== Page text
Personal information
- Full name: Marcus Joseph Whelan
- Date of birth: 27 June 1914
- Place of birth: Bacchus Marsh, Victoria
- Date of death: 31 August 1973 (aged 59)
- Place of death: Mornington, Victoria
- Original team(s): Noorat, Darley
- Height: 175 cm (5 ft 9 in)
- Weight: 67 kg (148 lb)

Playing career^{1}
- Years: Club / Games (Goals)
- 1933–42; 1946–47: Collingwood / 173 (31)
- ^{1} Playing statistics correct to the end of 1947.

Career highlights
- Collingwood premiership team, 1935, 1936; Collingwood Grand Final team, 1937, 1938, 1939; Brownlow Medal, 1939; Copeland Trophy, 1939; Victorian representative 3 times; Collingwood Team of the Century;

= Marcus Whelan =

Australian rules footballer

Marcus Joseph Whelan (27 June 1914 – 31 August 1973) was an Australian rules footballer who played for Collingwood in the Victorian Football League (VFL).

==Family==
The son of John Whelan and Ellen Margaret Whelan, née Parker, he was born in Bacchus Marsh on 27 June 1914. He married Marjorie Alice Dummett on 14 October 1939.

Whelan's son Shane played for Collingwood between 1967 and 1969; and his granddaughter is the actress/television presenter Nicky Whelan.
====
== Records supplied
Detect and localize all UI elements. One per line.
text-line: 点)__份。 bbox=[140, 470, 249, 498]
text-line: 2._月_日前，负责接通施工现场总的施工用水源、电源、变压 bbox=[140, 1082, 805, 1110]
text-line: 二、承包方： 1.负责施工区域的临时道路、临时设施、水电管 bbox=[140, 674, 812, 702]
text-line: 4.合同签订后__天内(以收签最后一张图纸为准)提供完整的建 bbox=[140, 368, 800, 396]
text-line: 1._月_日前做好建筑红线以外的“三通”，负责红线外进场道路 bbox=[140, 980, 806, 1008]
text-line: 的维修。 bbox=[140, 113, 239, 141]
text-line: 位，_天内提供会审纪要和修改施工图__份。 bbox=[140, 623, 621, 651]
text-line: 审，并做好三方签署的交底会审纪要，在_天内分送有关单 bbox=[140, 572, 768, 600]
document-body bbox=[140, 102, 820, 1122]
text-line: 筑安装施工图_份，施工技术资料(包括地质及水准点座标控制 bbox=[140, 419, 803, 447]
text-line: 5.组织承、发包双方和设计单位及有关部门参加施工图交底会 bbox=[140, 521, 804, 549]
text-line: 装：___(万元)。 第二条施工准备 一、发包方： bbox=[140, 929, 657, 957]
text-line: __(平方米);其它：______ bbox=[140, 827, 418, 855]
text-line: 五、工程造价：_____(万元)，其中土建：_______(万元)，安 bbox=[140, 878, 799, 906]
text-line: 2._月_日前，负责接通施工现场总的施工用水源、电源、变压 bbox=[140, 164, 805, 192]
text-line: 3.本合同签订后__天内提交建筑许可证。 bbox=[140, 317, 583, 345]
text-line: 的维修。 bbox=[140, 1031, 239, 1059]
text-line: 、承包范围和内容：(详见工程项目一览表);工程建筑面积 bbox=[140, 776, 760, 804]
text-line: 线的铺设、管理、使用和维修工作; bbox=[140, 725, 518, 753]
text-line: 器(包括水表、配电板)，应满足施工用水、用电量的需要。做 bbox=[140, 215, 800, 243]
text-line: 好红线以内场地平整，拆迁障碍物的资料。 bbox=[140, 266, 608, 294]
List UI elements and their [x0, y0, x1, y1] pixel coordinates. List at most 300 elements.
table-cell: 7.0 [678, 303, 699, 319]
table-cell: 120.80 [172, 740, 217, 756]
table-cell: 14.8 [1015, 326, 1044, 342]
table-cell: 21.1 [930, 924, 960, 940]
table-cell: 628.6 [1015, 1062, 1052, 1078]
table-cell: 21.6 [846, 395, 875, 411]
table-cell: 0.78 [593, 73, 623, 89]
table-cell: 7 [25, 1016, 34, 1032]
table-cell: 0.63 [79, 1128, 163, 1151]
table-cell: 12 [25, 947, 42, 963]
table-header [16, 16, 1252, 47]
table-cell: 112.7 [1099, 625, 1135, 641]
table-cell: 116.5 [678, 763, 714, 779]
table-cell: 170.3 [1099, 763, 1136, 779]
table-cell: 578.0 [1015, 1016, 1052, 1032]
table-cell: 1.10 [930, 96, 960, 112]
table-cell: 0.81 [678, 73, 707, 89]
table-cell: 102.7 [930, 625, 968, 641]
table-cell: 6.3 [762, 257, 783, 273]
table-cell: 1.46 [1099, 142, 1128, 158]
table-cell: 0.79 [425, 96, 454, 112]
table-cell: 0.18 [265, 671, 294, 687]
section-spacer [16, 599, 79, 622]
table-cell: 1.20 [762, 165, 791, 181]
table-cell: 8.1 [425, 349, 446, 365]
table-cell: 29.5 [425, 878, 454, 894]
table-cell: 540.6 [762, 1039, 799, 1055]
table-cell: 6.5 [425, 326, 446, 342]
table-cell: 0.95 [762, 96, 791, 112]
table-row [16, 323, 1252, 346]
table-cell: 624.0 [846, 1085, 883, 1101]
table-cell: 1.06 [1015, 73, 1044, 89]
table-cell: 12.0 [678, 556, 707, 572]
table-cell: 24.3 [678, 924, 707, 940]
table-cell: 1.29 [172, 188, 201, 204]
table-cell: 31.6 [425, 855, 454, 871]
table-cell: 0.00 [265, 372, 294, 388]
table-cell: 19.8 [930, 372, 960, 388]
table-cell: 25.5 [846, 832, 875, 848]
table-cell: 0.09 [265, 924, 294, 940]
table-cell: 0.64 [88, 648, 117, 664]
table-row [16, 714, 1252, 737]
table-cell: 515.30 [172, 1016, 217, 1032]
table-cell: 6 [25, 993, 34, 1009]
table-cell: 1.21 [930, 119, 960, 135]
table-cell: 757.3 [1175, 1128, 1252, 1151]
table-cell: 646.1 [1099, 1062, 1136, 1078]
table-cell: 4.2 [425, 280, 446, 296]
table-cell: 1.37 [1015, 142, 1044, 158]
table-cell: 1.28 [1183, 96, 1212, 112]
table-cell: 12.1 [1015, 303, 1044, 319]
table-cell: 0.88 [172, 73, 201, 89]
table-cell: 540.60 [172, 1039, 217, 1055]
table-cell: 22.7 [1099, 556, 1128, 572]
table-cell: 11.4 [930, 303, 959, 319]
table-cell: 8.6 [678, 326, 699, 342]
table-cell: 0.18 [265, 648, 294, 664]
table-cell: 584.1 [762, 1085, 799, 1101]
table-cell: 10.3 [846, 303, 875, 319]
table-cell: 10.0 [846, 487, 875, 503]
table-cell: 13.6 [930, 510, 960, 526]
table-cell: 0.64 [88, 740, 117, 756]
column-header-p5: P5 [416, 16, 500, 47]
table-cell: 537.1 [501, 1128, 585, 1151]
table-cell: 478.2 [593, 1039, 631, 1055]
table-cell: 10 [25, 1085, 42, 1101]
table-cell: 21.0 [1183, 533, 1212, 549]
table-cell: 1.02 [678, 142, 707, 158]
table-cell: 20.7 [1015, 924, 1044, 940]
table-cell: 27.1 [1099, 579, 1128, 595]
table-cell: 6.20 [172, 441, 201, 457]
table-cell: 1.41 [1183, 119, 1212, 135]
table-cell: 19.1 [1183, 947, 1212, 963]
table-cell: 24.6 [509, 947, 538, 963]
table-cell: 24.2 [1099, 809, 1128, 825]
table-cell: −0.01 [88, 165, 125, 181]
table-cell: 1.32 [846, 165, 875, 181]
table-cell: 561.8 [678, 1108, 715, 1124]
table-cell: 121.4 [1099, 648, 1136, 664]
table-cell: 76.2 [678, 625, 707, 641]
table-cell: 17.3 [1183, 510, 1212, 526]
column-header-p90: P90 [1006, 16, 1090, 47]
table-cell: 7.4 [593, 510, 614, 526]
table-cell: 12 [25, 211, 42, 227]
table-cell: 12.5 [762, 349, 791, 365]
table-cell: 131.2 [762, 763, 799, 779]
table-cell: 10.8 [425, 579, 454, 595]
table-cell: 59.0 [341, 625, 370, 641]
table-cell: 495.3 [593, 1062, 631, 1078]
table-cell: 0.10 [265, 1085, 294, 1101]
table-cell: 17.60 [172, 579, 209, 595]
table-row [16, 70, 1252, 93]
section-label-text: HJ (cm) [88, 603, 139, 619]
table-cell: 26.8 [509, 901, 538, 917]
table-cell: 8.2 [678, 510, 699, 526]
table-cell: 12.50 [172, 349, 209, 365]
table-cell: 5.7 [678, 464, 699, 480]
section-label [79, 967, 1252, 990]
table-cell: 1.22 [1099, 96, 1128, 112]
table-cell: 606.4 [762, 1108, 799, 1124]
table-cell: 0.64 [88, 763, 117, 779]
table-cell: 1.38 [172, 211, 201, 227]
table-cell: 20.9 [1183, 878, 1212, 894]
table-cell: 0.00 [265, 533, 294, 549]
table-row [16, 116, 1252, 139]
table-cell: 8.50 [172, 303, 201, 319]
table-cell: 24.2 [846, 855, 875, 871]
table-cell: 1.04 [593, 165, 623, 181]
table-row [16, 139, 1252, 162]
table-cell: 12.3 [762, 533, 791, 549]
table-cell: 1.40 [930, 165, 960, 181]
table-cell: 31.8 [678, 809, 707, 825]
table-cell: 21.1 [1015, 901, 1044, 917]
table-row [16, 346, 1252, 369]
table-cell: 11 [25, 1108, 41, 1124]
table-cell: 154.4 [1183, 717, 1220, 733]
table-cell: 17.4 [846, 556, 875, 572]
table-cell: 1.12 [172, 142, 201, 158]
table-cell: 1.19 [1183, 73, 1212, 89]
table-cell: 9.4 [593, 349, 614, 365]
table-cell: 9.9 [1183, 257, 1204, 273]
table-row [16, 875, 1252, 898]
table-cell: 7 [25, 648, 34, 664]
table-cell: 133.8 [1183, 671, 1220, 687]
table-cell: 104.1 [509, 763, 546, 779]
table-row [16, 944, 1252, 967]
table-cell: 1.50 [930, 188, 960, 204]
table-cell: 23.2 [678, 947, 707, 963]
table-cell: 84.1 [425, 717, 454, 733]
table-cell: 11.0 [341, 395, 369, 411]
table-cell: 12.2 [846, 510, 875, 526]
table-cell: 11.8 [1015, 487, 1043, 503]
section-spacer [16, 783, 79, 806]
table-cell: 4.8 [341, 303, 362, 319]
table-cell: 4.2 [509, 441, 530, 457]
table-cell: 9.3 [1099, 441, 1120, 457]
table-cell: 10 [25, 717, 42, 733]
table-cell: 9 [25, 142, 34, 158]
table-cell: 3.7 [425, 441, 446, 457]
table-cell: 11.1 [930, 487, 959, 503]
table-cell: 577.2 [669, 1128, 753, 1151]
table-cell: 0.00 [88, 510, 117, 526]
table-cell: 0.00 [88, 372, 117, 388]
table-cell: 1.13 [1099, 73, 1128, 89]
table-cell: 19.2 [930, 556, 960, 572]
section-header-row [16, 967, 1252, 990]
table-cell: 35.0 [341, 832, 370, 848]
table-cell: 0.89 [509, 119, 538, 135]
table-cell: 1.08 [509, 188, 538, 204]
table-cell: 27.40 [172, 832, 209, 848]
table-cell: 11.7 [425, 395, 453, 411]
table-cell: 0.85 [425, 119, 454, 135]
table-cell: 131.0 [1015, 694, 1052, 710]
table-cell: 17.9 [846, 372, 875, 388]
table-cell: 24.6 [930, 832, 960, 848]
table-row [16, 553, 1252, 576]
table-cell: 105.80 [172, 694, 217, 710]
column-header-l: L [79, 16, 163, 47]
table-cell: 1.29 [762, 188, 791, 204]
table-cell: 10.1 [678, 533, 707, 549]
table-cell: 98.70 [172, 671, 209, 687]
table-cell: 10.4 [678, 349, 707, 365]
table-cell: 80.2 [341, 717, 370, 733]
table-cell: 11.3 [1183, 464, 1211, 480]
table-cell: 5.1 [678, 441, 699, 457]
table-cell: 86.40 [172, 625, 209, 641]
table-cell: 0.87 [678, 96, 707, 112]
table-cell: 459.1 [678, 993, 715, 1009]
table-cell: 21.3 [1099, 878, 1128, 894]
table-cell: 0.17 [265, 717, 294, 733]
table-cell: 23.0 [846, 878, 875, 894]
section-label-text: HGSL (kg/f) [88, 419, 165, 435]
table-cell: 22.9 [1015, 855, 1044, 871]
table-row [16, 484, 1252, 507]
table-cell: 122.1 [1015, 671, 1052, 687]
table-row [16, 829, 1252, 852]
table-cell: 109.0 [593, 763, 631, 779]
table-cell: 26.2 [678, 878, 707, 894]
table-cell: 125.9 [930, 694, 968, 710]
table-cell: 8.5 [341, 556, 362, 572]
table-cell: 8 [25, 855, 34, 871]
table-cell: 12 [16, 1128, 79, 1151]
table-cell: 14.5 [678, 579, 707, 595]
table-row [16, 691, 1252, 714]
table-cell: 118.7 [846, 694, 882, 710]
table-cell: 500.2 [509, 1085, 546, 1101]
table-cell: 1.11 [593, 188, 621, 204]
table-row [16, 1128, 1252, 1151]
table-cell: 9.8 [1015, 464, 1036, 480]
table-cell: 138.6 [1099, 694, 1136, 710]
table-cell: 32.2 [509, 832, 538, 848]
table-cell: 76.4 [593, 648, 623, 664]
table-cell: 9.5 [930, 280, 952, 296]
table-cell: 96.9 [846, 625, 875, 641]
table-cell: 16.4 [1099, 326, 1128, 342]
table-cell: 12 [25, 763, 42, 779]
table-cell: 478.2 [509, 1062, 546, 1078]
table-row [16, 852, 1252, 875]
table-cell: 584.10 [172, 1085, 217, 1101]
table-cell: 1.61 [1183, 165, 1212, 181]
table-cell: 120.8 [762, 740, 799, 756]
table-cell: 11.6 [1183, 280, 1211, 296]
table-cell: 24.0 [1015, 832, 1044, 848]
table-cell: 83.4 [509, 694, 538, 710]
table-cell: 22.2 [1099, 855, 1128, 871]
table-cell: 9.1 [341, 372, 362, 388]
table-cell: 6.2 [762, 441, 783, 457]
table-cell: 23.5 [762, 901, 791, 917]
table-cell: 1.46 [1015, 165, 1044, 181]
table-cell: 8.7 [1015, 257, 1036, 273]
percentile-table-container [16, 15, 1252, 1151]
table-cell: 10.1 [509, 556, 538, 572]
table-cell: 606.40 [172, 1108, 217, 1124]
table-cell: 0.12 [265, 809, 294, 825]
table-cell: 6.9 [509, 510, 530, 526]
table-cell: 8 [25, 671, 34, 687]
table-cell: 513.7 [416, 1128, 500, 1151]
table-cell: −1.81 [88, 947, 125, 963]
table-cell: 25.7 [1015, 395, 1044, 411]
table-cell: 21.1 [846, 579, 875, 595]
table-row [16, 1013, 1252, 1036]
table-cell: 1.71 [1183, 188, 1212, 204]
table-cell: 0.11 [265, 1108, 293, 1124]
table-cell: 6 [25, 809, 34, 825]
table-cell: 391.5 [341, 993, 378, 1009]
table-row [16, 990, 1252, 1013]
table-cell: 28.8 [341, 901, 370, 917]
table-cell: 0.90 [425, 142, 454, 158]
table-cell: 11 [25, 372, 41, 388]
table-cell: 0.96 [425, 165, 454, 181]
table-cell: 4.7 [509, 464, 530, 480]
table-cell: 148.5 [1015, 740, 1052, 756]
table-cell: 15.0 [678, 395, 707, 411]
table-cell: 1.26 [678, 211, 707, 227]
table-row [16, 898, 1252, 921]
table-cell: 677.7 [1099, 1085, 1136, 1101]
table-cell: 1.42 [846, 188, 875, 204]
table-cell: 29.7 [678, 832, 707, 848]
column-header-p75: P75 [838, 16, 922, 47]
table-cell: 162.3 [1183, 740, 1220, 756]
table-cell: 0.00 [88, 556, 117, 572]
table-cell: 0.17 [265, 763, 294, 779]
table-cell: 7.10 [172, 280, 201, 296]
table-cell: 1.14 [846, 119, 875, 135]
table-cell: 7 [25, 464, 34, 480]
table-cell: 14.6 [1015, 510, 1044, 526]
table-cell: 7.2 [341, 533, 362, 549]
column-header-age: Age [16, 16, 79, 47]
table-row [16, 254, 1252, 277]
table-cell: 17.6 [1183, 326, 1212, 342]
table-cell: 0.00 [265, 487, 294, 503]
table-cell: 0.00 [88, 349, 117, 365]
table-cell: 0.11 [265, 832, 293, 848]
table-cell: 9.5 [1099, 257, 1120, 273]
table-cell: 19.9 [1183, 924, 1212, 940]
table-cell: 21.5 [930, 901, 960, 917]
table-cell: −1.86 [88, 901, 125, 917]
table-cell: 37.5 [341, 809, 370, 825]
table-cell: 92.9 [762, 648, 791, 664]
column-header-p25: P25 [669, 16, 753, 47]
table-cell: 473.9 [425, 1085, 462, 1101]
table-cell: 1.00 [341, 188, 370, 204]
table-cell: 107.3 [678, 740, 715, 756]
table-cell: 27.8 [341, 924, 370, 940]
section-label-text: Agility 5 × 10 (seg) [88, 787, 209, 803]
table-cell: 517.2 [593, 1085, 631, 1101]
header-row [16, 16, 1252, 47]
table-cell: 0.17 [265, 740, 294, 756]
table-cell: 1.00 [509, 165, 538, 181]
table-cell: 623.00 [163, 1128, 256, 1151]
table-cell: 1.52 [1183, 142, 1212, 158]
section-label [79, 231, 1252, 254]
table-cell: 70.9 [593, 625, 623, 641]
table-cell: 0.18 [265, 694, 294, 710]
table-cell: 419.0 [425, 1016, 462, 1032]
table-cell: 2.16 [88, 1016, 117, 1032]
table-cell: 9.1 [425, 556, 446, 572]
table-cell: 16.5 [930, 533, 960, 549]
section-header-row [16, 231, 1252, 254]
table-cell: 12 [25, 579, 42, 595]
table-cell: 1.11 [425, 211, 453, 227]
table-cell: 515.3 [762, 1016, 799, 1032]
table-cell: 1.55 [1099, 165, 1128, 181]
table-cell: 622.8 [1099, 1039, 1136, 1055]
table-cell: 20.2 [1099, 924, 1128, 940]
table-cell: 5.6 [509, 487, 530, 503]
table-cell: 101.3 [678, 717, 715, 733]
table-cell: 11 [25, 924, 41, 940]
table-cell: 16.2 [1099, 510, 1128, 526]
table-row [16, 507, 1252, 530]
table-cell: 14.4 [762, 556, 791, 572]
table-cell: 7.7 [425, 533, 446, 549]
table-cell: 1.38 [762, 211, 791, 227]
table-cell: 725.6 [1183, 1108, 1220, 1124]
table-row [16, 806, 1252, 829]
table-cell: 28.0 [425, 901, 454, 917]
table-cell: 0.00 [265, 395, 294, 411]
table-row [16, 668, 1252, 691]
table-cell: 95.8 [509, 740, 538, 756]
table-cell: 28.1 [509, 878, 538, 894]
====
- **Brief A**:
Answer these questions from the Marcus Whelan text:
(i) What height is given for Marcus Whelan?
(ii) Whom did he marry, and on what date?
(iii) For which club did his son Shane play, and in which years?
- **Brief B**: Go on with the text about Marcus Whelan, starting after its final sentence.
The records are separate material and have no connection to the Marcus Whelan text.

- **Final answer A**:
(i) 175 cm (5 ft 9 in)
(ii) Marjorie Alice Dummett, on 14 October 1939
(iii) Collingwood, between 1967 and 1969

- **Final answer B**:
==Football==
===Collingwood===
Whelan played mostly in the midfield as a centreman, although he played some 40 games at full-back. He was a fine, long drop-kick, and an expert place-kick. Whelan won the Brownlow Medal in 1939 and was also awarded Collingwood's best-and-fairest award, the Copeland Trophy. After fighting in World War II, he returned to the Victorian Football League in 1946 and retired at the end of the 1947 season.

Sports journalist Michael Roberts and former Australian rules footballer described Whelan as being "a famously cool, calm and polished performer."

In 1956, Jack Dyer called Whelan one of the best centremen of his time. “He was a spectacular player who could take a brilliant high mark and could hold his own with a ruckman,” Dyer wrote.

Fellow Collingwood player Bob Rose concurred: “He was a magnificent stab kick and could dispose of the ball perfectly while travelling at top speed.”

===St Kilda===
In 1948, he was cleared from Collingwood to play with the St Kilda Second XVIII as captain-coach.

===Carrum===
In 1949, he was appointed captain-coach of the Carrum Football Club in the Mornington Peninsula Football League.

==Employment==
Whelan worked at Carlton & United Breweries in Melbourne, alongside his coach Jock McHale.